Records supplied:
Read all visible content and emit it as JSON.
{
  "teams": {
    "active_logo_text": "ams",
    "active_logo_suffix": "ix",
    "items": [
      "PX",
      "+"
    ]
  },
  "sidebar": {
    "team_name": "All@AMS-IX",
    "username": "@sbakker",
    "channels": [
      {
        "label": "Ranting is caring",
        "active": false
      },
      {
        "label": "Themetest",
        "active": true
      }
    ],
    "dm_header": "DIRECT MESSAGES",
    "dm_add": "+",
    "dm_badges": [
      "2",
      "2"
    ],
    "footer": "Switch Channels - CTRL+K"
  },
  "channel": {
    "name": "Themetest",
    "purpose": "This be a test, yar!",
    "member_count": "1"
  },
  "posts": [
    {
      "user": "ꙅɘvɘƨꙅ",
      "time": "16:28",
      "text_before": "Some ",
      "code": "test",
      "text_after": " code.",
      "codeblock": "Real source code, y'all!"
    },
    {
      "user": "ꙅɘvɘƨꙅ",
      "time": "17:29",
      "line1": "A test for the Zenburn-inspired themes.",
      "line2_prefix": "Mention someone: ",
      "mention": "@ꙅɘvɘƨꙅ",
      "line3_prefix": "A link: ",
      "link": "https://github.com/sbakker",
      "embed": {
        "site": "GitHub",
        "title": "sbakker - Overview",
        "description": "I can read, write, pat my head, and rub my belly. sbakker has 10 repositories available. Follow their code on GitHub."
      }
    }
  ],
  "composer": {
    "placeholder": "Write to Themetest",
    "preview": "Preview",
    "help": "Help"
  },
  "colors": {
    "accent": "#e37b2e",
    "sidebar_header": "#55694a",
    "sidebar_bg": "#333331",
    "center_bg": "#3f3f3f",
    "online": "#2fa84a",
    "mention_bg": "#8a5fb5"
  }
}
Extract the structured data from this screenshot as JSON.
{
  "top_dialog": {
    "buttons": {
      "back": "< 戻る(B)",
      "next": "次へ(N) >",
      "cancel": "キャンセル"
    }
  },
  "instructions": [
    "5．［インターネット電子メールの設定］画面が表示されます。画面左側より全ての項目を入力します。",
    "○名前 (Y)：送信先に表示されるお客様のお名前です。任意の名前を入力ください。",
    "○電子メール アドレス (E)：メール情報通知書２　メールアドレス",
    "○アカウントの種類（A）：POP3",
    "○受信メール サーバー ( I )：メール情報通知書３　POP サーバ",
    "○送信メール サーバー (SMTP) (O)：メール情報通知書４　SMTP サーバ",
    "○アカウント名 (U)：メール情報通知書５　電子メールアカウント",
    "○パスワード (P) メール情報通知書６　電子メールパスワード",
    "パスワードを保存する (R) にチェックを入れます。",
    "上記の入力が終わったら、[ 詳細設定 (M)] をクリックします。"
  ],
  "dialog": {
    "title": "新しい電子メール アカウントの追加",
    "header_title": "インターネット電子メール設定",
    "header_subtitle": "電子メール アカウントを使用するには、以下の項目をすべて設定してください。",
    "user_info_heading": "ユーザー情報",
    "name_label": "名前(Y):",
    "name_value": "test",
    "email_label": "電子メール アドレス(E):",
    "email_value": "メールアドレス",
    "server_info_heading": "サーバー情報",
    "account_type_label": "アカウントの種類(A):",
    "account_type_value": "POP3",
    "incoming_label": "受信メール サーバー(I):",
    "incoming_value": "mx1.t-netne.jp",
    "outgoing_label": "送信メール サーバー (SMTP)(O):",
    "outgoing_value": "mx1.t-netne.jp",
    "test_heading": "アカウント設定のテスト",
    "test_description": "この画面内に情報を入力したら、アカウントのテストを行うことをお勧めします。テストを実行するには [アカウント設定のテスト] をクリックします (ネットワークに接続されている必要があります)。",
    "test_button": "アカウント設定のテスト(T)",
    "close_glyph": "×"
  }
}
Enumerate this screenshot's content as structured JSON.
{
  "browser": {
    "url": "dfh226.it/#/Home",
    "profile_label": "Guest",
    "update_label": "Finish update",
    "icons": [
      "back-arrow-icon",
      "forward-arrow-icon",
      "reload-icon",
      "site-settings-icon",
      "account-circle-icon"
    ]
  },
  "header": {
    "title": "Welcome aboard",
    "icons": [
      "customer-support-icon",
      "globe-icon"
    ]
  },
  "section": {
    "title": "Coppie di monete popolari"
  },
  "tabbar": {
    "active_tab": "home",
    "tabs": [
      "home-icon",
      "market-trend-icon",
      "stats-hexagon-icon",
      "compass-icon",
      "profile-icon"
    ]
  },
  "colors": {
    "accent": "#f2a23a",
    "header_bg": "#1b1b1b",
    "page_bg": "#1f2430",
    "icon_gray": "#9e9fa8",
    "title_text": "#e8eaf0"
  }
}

The request: Above are some records. Print them all exactly.

Response to the task:
Read all visible content and emit it as JSON.
{
  "teams": {
    "active_logo_text": "ams",
    "active_logo_suffix": "ix",
    "items": [
      "PX",
      "+"
    ]
  },
  "sidebar": {
    "team_name": "All@AMS-IX",
    "username": "@sbakker",
    "channels": [
      {
        "label": "Ranting is caring",
        "active": false
      },
      {
        "label": "Themetest",
        "active": true
      }
    ],
    "dm_header": "DIRECT MESSAGES",
    "dm_add": "+",
    "dm_badges": [
      "2",
      "2"
    ],
    "footer": "Switch Channels - CTRL+K"
  },
  "channel": {
    "name": "Themetest",
    "purpose": "This be a test, yar!",
    "member_count": "1"
  },
  "posts": [
    {
      "user": "ꙅɘvɘƨꙅ",
      "time": "16:28",
      "text_before": "Some ",
      "code": "test",
      "text_after": " code.",
      "codeblock": "Real source code, y'all!"
    },
    {
      "user": "ꙅɘvɘƨꙅ",
      "time": "17:29",
      "line1": "A test for the Zenburn-inspired themes.",
      "line2_prefix": "Mention someone: ",
      "mention": "@ꙅɘvɘƨꙅ",
      "line3_prefix": "A link: ",
      "link": "https://github.com/sbakker",
      "embed": {
        "site": "GitHub",
        "title": "sbakker - Overview",
        "description": "I can read, write, pat my head, and rub my belly. sbakker has 10 repositories available. Follow their code on GitHub."
      }
    }
  ],
  "composer": {
    "placeholder": "Write to Themetest",
    "preview": "Preview",
    "help": "Help"
  },
  "colors": {
    "accent": "#e37b2e",
    "sidebar_header": "#55694a",
    "sidebar_bg": "#333331",
    "center_bg": "#3f3f3f",
    "online": "#2fa84a",
    "mention_bg": "#8a5fb5"
  }
}
Extract the structured data from this screenshot as JSON.
{
  "top_dialog": {
    "buttons": {
      "back": "< 戻る(B)",
      "next": "次へ(N) >",
      "cancel": "キャンセル"
    }
  },
  "instructions": [
    "5．［インターネット電子メールの設定］画面が表示されます。画面左側より全ての項目を入力します。",
    "○名前 (Y)：送信先に表示されるお客様のお名前です。任意の名前を入力ください。",
    "○電子メール アドレス (E)：メール情報通知書２　メールアドレス",
    "○アカウントの種類（A）：POP3",
    "○受信メール サーバー ( I )：メール情報通知書３　POP サーバ",
    "○送信メール サーバー (SMTP) (O)：メール情報通知書４　SMTP サーバ",
    "○アカウント名 (U)：メール情報通知書５　電子メールアカウント",
    "○パスワード (P) メール情報通知書６　電子メールパスワード",
    "パスワードを保存する (R) にチェックを入れます。",
    "上記の入力が終わったら、[ 詳細設定 (M)] をクリックします。"
  ],
  "dialog": {
    "title": "新しい電子メール アカウントの追加",
    "header_title": "インターネット電子メール設定",
    "header_subtitle": "電子メール アカウントを使用するには、以下の項目をすべて設定してください。",
    "user_info_heading": "ユーザー情報",
    "name_label": "名前(Y):",
    "name_value": "test",
    "email_label": "電子メール アドレス(E):",
    "email_value": "メールアドレス",
    "server_info_heading": "サーバー情報",
    "account_type_label": "アカウントの種類(A):",
    "account_type_value": "POP3",
    "incoming_label": "受信メール サーバー(I):",
    "incoming_value": "mx1.t-netne.jp",
    "outgoing_label": "送信メール サーバー (SMTP)(O):",
    "outgoing_value": "mx1.t-netne.jp",
    "test_heading": "アカウント設定のテスト",
    "test_description": "この画面内に情報を入力したら、アカウントのテストを行うことをお勧めします。テストを実行するには [アカウント設定のテスト] をクリックします (ネットワークに接続されている必要があります)。",
    "test_button": "アカウント設定のテスト(T)",
    "close_glyph": "×"
  }
}
Enumerate this screenshot's content as structured JSON.
{
  "browser": {
    "url": "dfh226.it/#/Home",
    "profile_label": "Guest",
    "update_label": "Finish update",
    "icons": [
      "back-arrow-icon",
      "forward-arrow-icon",
      "reload-icon",
      "site-settings-icon",
      "account-circle-icon"
    ]
  },
  "header": {
    "title": "Welcome aboard",
    "icons": [
      "customer-support-icon",
      "globe-icon"
    ]
  },
  "section": {
    "title": "Coppie di monete popolari"
  },
  "tabbar": {
    "active_tab": "home",
    "tabs": [
      "home-icon",
      "market-trend-icon",
      "stats-hexagon-icon",
      "compass-icon",
      "profile-icon"
    ]
  },
  "colors": {
    "accent": "#f2a23a",
    "header_bg": "#1b1b1b",
    "page_bg": "#1f2430",
    "icon_gray": "#9e9fa8",
    "title_text": "#e8eaf0"
  }
}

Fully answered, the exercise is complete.